§ Text segment
Inaugural Spencer Stuart U.S. Technology Board Index highlights latest trends in board composition, governance and compensation
New York — December 4, 2012 — The boards of U.S. technology companies are more likely to have a separate chairman and CEO than their S&P 500 counterparts, but have a much lower representation of female directors. These are among the findings revealed in the first Spencer Stuart
U.S. Technology Board Index, a study of the board composition and governance practices of 200 leading U.S. technology companies.
The
U.S. Technology Board Index expands upon the annual
Spencer Stuart Silicon Valley Board Index to include top U.S. technology companies outside of Silicon Valley. Companies in the index range in size from about $400 million in 2011 revenues to more than $125 billion and represent a broad swath of technology companies, including computer manufacturers, software developers, semiconductor and component makers, telecommunications equipment manufacturers, managed applications and network services, IT services, Internet publishing, search and Internet retail companies. Throughout the index, data from technology companies is compared to the broader S&P 500 as well as a subset of Silicon Valley-based technology companies.
“As technology exerts greater influence across industries and in the economy as a whole, it is fitting to expand our view of governance in technology companies to businesses outside of Silicon Valley,” said Nayla Rizk, Spencer Stuart consultant and study co-author.
Technology companies, and particularly those based in Silicon Valley, are much more likely to have a separate chairman and CEO than the S&P 500. Sixty-five percent of technology boards overall and 74 percent of Silicon Valley boards split the roles, compared with 43 percent of S&P 500 boards.
The majority of technology boards, 60 percent, have at least one woman serving on the board, trailing both Silicon Valley boards (63 percent) and the S&P 500 (91 percent). Women represent 11 percent of the total number of directors on technology boards, compared with 17 percent of S&P 500 directors.
“Technology companies are making steady but slow progress in female representation,” said Jason Hancock, Spencer Stuart consultant and study co-author. “As companies increasingly recognize the value of diverse perspectives in the boardroom, we expect to see technology boards become more diverse, adding female directors as well as non-U.S. executives and those with international experience.”
A 10-year look at board governance in Silicon Valley
The Spencer Stuart
U.S. Technology Board Index also includes a special section highlighting 10-year governance trends for Silicon Valley companies. The corporate boards of Silicon Valley’s top technology companies are more independent from management, have more financially savvy directors, and are larger, older and more diverse than they were 10 years ago, the study found.
“In many ways, Silicon Valley boards look different today than they did 10 years ago when we began studying governance trends among technology companies in the region,” said Fran Helms, Spencer Stuart consultant and study co-author. “In the decade since the Sarbanes-Oxley Act was passed, boards have increased the number of independent and financially savvy directors and recruited more female directors. They also are more likely to separate the chair and CEO roles.”

§ Data supplied
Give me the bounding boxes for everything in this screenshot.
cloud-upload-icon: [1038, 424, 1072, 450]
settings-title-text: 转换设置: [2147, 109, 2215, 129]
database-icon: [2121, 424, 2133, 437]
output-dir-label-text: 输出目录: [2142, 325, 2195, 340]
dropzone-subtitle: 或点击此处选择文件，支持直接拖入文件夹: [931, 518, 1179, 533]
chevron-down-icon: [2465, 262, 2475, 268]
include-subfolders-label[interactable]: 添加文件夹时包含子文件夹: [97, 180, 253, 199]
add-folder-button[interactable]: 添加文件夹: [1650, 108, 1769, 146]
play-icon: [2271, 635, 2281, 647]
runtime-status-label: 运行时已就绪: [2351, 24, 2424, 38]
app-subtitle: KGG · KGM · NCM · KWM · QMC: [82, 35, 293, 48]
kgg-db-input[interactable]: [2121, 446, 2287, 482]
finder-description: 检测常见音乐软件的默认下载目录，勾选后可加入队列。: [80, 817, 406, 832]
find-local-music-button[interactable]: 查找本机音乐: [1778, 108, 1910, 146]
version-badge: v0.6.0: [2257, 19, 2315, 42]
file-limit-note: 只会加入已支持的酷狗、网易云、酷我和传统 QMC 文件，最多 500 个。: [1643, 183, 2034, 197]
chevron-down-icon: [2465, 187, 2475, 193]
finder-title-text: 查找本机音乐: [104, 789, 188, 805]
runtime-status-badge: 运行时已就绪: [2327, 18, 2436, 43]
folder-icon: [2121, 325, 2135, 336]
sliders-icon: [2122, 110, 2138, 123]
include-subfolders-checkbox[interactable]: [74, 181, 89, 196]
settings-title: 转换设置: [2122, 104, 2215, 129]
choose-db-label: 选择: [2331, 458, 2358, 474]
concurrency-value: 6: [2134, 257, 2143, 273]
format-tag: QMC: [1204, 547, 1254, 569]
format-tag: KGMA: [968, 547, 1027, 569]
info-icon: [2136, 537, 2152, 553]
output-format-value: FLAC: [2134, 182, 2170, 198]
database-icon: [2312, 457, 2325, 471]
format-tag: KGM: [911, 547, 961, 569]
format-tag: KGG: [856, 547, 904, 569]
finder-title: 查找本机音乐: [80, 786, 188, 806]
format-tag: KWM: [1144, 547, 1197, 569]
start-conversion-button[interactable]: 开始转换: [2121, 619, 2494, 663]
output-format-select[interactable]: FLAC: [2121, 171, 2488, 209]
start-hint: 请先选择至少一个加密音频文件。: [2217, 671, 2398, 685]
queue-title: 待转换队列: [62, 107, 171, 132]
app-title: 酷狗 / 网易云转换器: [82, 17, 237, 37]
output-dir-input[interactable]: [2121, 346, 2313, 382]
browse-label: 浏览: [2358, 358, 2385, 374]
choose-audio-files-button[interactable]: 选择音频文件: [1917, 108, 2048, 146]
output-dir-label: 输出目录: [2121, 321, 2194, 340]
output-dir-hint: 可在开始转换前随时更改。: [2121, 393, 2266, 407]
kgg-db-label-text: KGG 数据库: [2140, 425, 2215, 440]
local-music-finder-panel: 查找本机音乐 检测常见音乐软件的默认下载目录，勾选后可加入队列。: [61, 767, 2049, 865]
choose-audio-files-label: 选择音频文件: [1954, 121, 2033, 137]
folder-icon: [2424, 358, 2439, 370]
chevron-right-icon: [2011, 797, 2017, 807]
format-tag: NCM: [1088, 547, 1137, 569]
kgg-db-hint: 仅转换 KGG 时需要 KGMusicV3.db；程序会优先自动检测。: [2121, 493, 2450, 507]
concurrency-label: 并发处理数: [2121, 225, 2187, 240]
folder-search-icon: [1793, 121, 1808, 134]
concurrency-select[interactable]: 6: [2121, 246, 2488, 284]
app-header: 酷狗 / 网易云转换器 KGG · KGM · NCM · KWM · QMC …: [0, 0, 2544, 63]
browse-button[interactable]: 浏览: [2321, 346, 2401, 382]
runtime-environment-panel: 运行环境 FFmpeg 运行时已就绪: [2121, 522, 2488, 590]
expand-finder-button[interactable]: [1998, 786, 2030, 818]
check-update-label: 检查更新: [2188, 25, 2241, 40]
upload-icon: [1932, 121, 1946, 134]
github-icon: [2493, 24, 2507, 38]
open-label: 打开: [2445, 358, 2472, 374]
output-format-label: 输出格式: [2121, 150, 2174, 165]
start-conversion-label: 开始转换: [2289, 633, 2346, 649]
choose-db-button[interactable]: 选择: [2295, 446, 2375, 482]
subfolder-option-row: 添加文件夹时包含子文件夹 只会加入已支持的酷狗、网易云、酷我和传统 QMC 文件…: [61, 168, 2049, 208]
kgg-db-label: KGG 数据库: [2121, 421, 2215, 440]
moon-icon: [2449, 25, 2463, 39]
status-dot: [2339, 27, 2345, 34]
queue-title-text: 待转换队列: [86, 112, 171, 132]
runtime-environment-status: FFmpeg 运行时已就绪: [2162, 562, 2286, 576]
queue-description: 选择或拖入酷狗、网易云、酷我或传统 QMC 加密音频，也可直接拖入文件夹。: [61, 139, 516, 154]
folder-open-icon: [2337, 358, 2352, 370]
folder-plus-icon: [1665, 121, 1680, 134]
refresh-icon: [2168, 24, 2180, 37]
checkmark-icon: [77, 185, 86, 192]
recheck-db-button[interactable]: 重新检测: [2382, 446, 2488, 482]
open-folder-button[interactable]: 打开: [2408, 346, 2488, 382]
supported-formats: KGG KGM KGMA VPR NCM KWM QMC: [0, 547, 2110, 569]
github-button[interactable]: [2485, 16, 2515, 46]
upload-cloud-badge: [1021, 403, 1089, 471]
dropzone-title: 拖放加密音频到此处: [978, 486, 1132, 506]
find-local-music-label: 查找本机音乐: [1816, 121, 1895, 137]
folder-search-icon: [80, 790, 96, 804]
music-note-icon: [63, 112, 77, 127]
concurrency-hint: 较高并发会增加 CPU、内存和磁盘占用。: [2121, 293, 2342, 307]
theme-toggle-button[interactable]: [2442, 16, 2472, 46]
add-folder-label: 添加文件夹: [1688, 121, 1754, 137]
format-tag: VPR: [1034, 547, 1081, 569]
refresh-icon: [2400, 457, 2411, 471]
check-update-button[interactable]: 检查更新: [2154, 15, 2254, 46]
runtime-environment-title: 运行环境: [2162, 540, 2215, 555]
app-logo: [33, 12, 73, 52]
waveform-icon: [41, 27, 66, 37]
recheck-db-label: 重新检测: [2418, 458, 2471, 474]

§ Set of tasks
a) Duplicate everything in the board index announcement from "A 10-year look" down to "the study found.".
b) According to the board index announcement, what share of S&P 500 boards separate the chairman and CEO roles?
c) Does each statement agree with the board index announcement? Answer yes or no and quote the words that decide it.
(i) Women make up 11 percent of all directors on technology boards.
(ii) The index studies 500 leading U.S. technology companies.
(iii) Silicon Valley boards are smaller now than they were 10 years ago.
Answer using only the board index announcement.

§ The responses
a)
A 10-year look at board governance in Silicon Valley
The Spencer Stuart
U.S. Technology Board Index also includes a special section highlighting 10-year governance trends for Silicon Valley companies. The corporate boards of Silicon Valley’s top technology companies are more independent from management, have more financially savvy directors, and are larger, older and more diverse than they were 10 years ago, the study found.

b) 43 percent

c)
(i) Yes: "Women represent 11 percent of the total number of directors on technology boards"
(ii) No: "a study of the board composition and governance practices of 200 leading U.S. technology companies"
(iii) No: "are larger, older and more diverse than they were 10 years ago"